### [Set problem]
Without changing a character, return the entries, but not the images they hold.

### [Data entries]
====
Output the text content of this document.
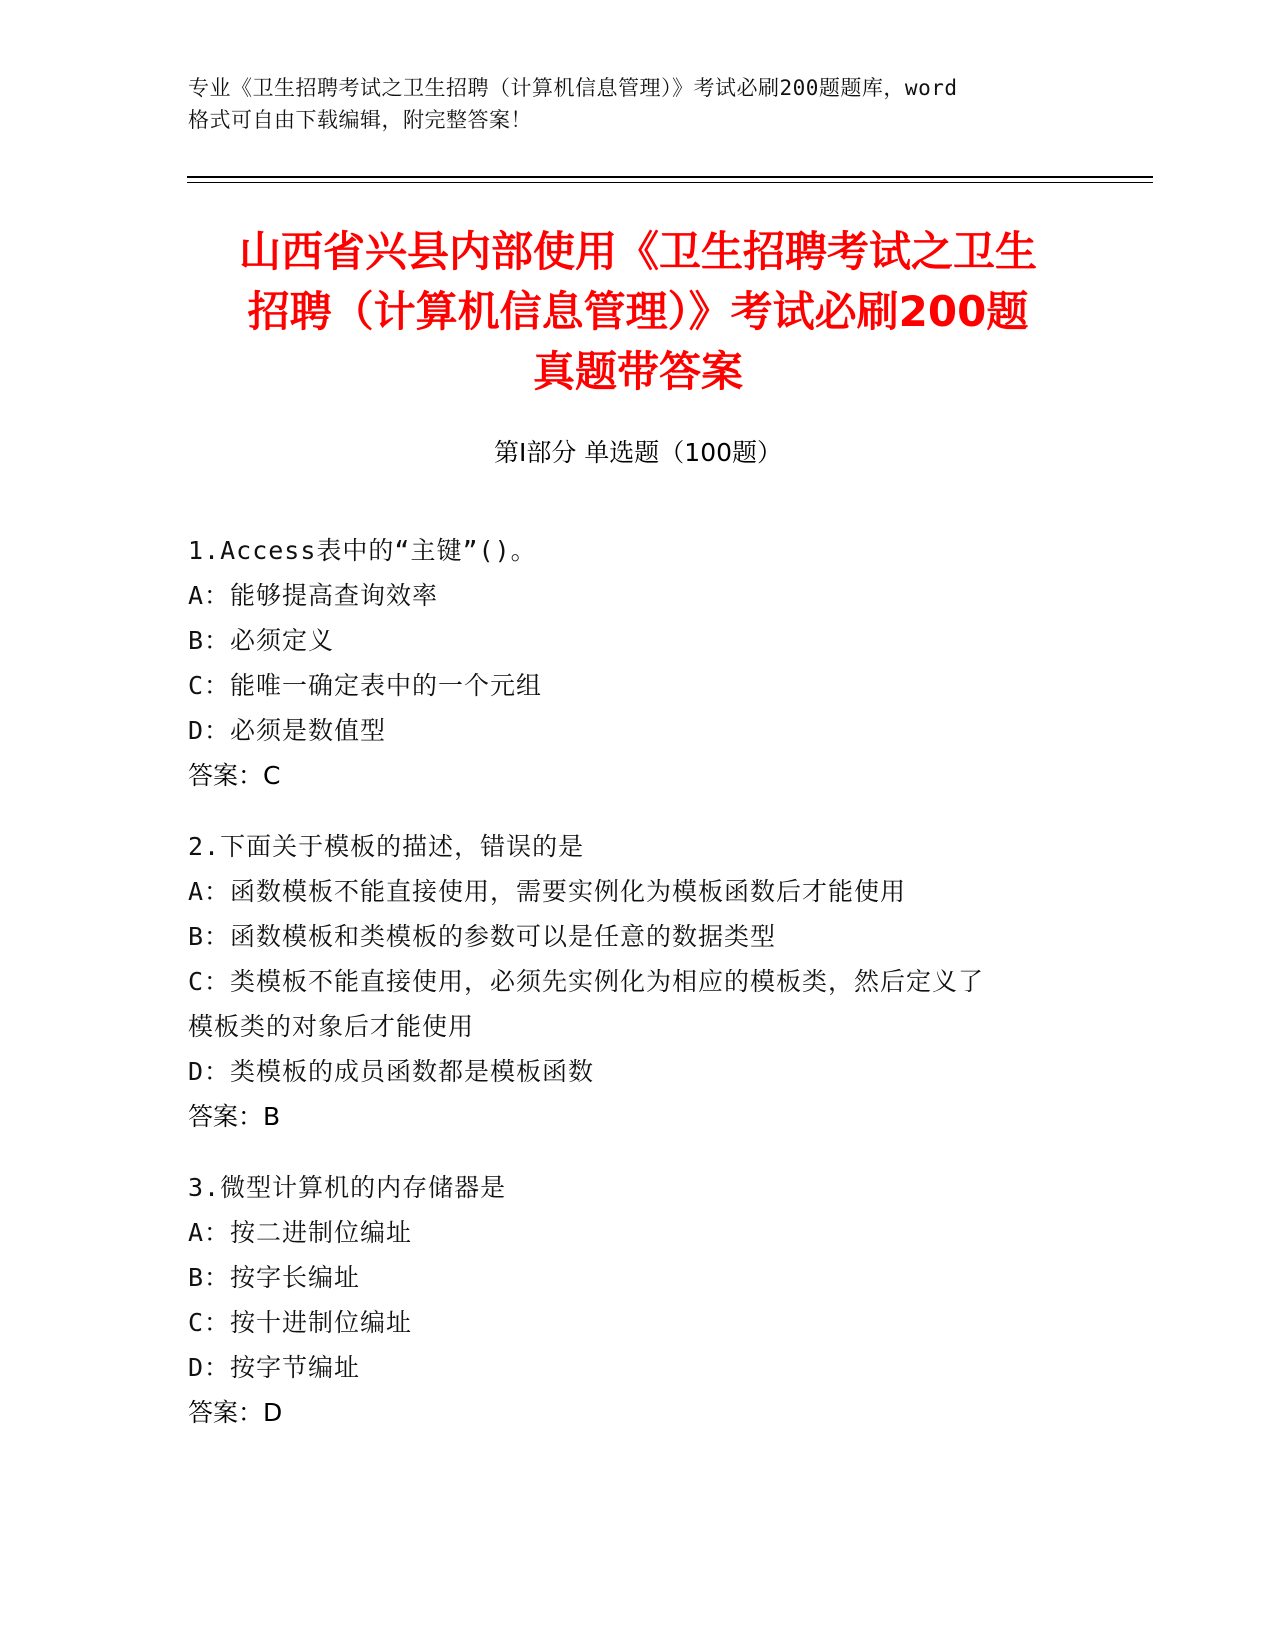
专业《卫生招聘考试之卫生招聘（计算机信息管理）》考试必刷200题题库，word
格式可自由下载编辑，附完整答案！
山西省兴县内部使用《卫生招聘考试之卫生
招聘（计算机信息管理）》考试必刷200题
真题带答案
第Ⅰ部分 单选题（100题）
1.Access表中的“主键”()。
A：能够提高查询效率
B：必须定义
C：能唯一确定表中的一个元组
D：必须是数值型
答案：C
2.下面关于模板的描述，错误的是
A：函数模板不能直接使用，需要实例化为模板函数后才能使用
B：函数模板和类模板的参数可以是任意的数据类型
C：类模板不能直接使用，必须先实例化为相应的模板类，然后定义了
模板类的对象后才能使用
D：类模板的成员函数都是模板函数
答案：B
3.微型计算机的内存储器是
A：按二进制位编址
B：按字长编址
C：按十进制位编址
D：按字节编址
答案：D
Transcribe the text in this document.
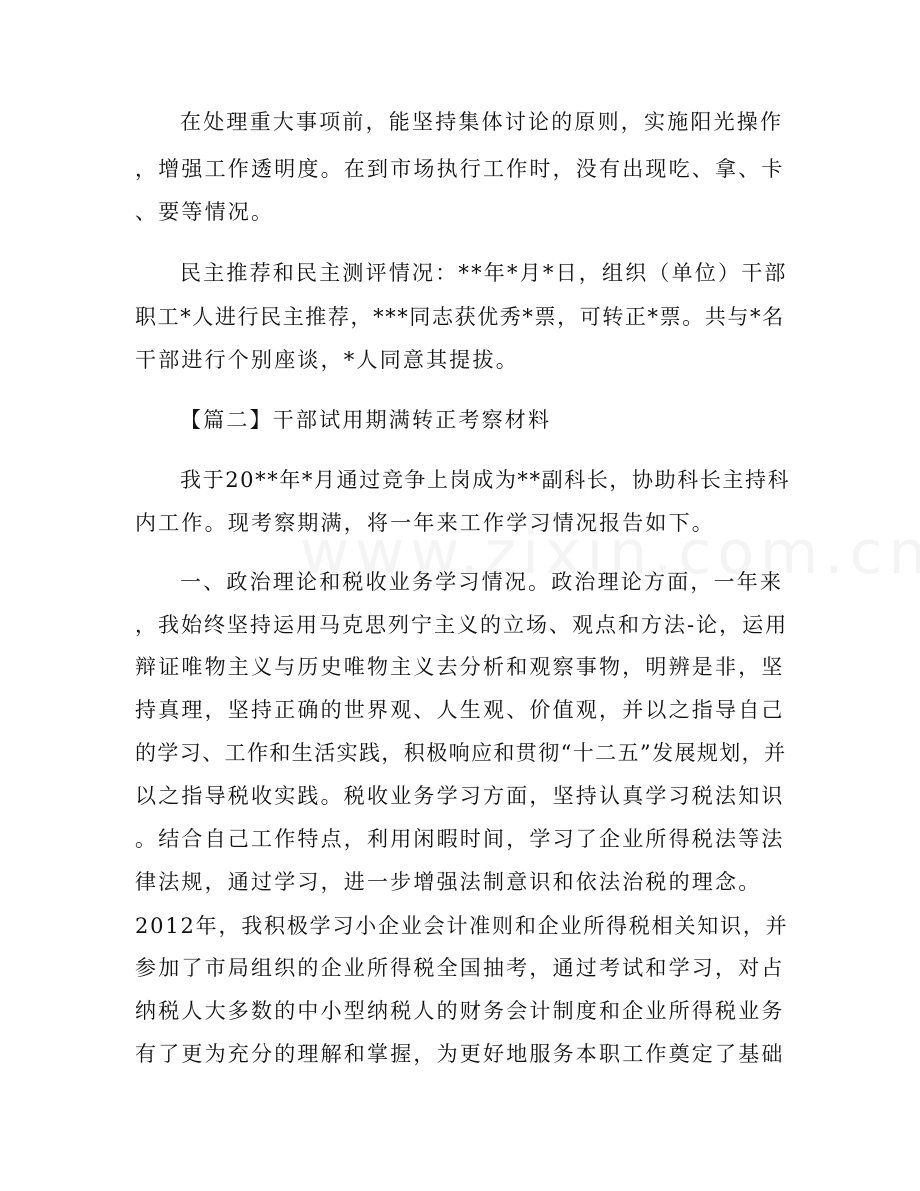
在处理重大事项前，能坚持集体讨论的原则，实施阳光操作
，增强工作透明度。在到市场执行工作时，没有出现吃、拿、卡
、要等情况。
民主推荐和民主测评情况：**年*月*日，组织（单位）干部
职工*人进行民主推荐，***同志获优秀*票，可转正*票。共与*名
干部进行个别座谈，*人同意其提拔。
【篇二】干部试用期满转正考察材料
我于20**年*月通过竞争上岗成为**副科长，协助科长主持科
内工作。现考察期满，将一年来工作学习情况报告如下。
一、政治理论和税收业务学习情况。政治理论方面，一年来
，我始终坚持运用马克思列宁主义的立场、观点和方法-论，运用
辩证唯物主义与历史唯物主义去分析和观察事物，明辨是非，坚
持真理，坚持正确的世界观、人生观、价值观，并以之指导自己
的学习、工作和生活实践，积极响应和贯彻“十二五”发展规划，并
以之指导税收实践。税收业务学习方面，坚持认真学习税法知识
。结合自己工作特点，利用闲暇时间，学习了企业所得税法等法
律法规，通过学习，进一步增强法制意识和依法治税的理念。
2012年，我积极学习小企业会计准则和企业所得税相关知识，并
参加了市局组织的企业所得税全国抽考，通过考试和学习，对占
纳税人大多数的中小型纳税人的财务会计制度和企业所得税业务
有了更为充分的理解和掌握，为更好地服务本职工作奠定了基础
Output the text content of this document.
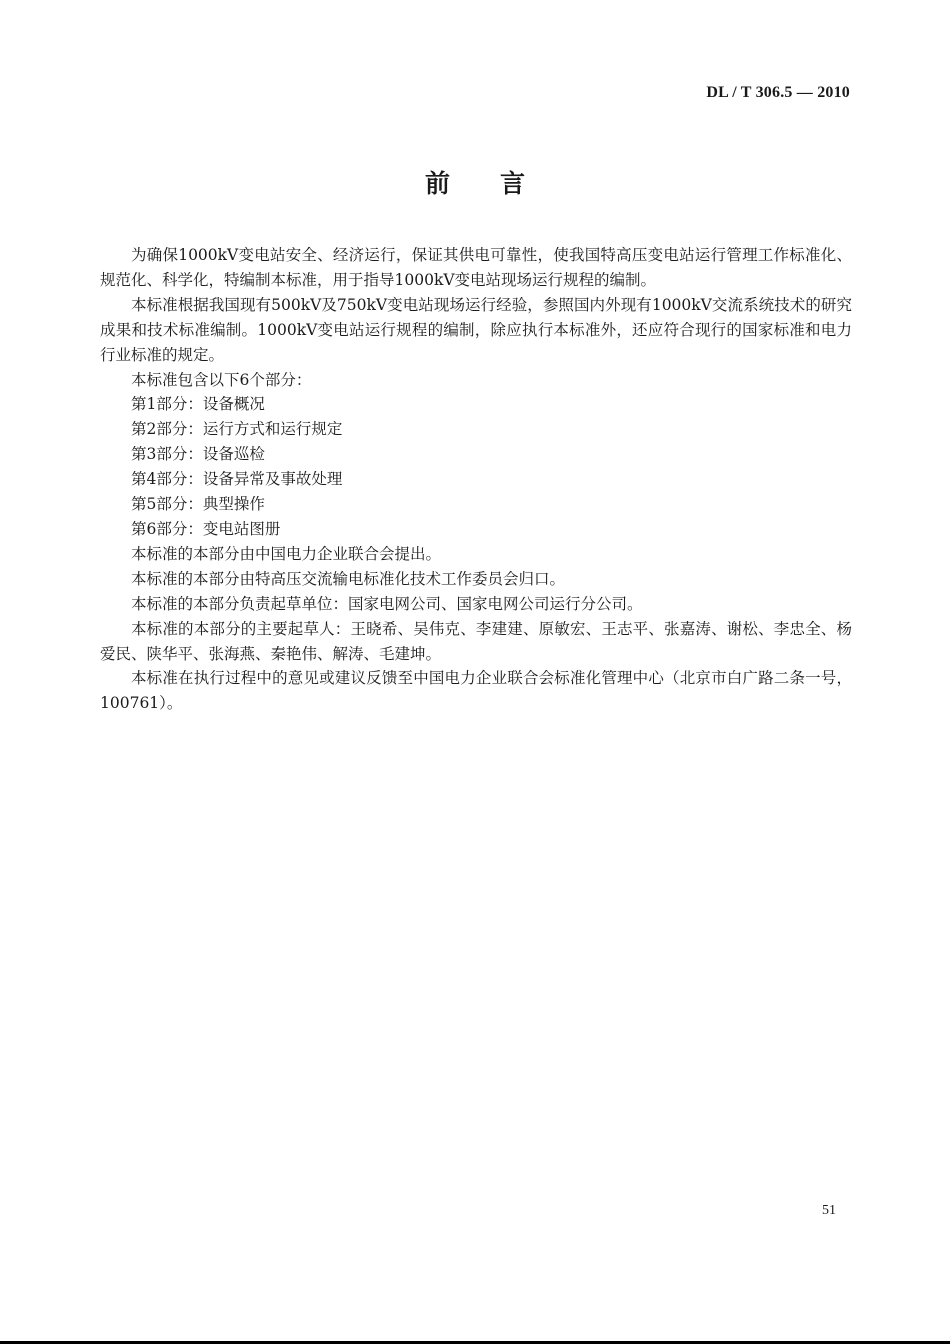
DL / T 306.5 — 2010
前言

为确保1000kV变电站安全、经济运行，保证其供电可靠性，使我国特高压变电站运行管理工作标准化、规范化、科学化，特编制本标准，用于指导1000kV变电站现场运行规程的编制。

本标准根据我国现有500kV及750kV变电站现场运行经验，参照国内外现有1000kV交流系统技术的研究成果和技术标准编制。1000kV变电站运行规程的编制，除应执行本标准外，还应符合现行的国家标准和电力行业标准的规定。

本标准包含以下6个部分：

第1部分：设备概况

第2部分：运行方式和运行规定

第3部分：设备巡检

第4部分：设备异常及事故处理

第5部分：典型操作

第6部分：变电站图册

本标准的本部分由中国电力企业联合会提出。

本标准的本部分由特高压交流输电标准化技术工作委员会归口。

本标准的本部分负责起草单位：国家电网公司、国家电网公司运行分公司。

本标准的本部分的主要起草人：王晓希、吴伟克、李建建、原敏宏、王志平、张嘉涛、谢松、李忠全、杨爱民、陕华平、张海燕、秦艳伟、解涛、毛建坤。

本标准在执行过程中的意见或建议反馈至中国电力企业联合会标准化管理中心（北京市白广路二条一号，100761）。

51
====
### [Task result]
Output the text content of this document.
专业《卫生招聘考试之卫生招聘（计算机信息管理）》考试必刷200题题库，word
格式可自由下载编辑，附完整答案！
山西省兴县内部使用《卫生招聘考试之卫生
招聘（计算机信息管理）》考试必刷200题
真题带答案
第Ⅰ部分 单选题（100题）
1.Access表中的“主键”()。
A：能够提高查询效率
B：必须定义
C：能唯一确定表中的一个元组
D：必须是数值型
答案：C
2.下面关于模板的描述，错误的是
A：函数模板不能直接使用，需要实例化为模板函数后才能使用
B：函数模板和类模板的参数可以是任意的数据类型
C：类模板不能直接使用，必须先实例化为相应的模板类，然后定义了
模板类的对象后才能使用
D：类模板的成员函数都是模板函数
答案：B
3.微型计算机的内存储器是
A：按二进制位编址
B：按字长编址
C：按十进制位编址
D：按字节编址
答案：D
Transcribe the text in this document.
在处理重大事项前，能坚持集体讨论的原则，实施阳光操作
，增强工作透明度。在到市场执行工作时，没有出现吃、拿、卡
、要等情况。
民主推荐和民主测评情况：**年*月*日，组织（单位）干部
职工*人进行民主推荐，***同志获优秀*票，可转正*票。共与*名
干部进行个别座谈，*人同意其提拔。
【篇二】干部试用期满转正考察材料
我于20**年*月通过竞争上岗成为**副科长，协助科长主持科
内工作。现考察期满，将一年来工作学习情况报告如下。
一、政治理论和税收业务学习情况。政治理论方面，一年来
，我始终坚持运用马克思列宁主义的立场、观点和方法-论，运用
辩证唯物主义与历史唯物主义去分析和观察事物，明辨是非，坚
持真理，坚持正确的世界观、人生观、价值观，并以之指导自己
的学习、工作和生活实践，积极响应和贯彻“十二五”发展规划，并
以之指导税收实践。税收业务学习方面，坚持认真学习税法知识
。结合自己工作特点，利用闲暇时间，学习了企业所得税法等法
律法规，通过学习，进一步增强法制意识和依法治税的理念。
2012年，我积极学习小企业会计准则和企业所得税相关知识，并
参加了市局组织的企业所得税全国抽考，通过考试和学习，对占
纳税人大多数的中小型纳税人的财务会计制度和企业所得税业务
有了更为充分的理解和掌握，为更好地服务本职工作奠定了基础
Output the text content of this document.
DL / T 306.5 — 2010
前言

为确保1000kV变电站安全、经济运行，保证其供电可靠性，使我国特高压变电站运行管理工作标准化、规范化、科学化，特编制本标准，用于指导1000kV变电站现场运行规程的编制。

本标准根据我国现有500kV及750kV变电站现场运行经验，参照国内外现有1000kV交流系统技术的研究成果和技术标准编制。1000kV变电站运行规程的编制，除应执行本标准外，还应符合现行的国家标准和电力行业标准的规定。

本标准包含以下6个部分：

第1部分：设备概况

第2部分：运行方式和运行规定

第3部分：设备巡检

第4部分：设备异常及事故处理

第5部分：典型操作

第6部分：变电站图册

本标准的本部分由中国电力企业联合会提出。

本标准的本部分由特高压交流输电标准化技术工作委员会归口。

本标准的本部分负责起草单位：国家电网公司、国家电网公司运行分公司。

本标准的本部分的主要起草人：王晓希、吴伟克、李建建、原敏宏、王志平、张嘉涛、谢松、李忠全、杨爱民、陕华平、张海燕、秦艳伟、解涛、毛建坤。

本标准在执行过程中的意见或建议反馈至中国电力企业联合会标准化管理中心（北京市白广路二条一号，100761）。

51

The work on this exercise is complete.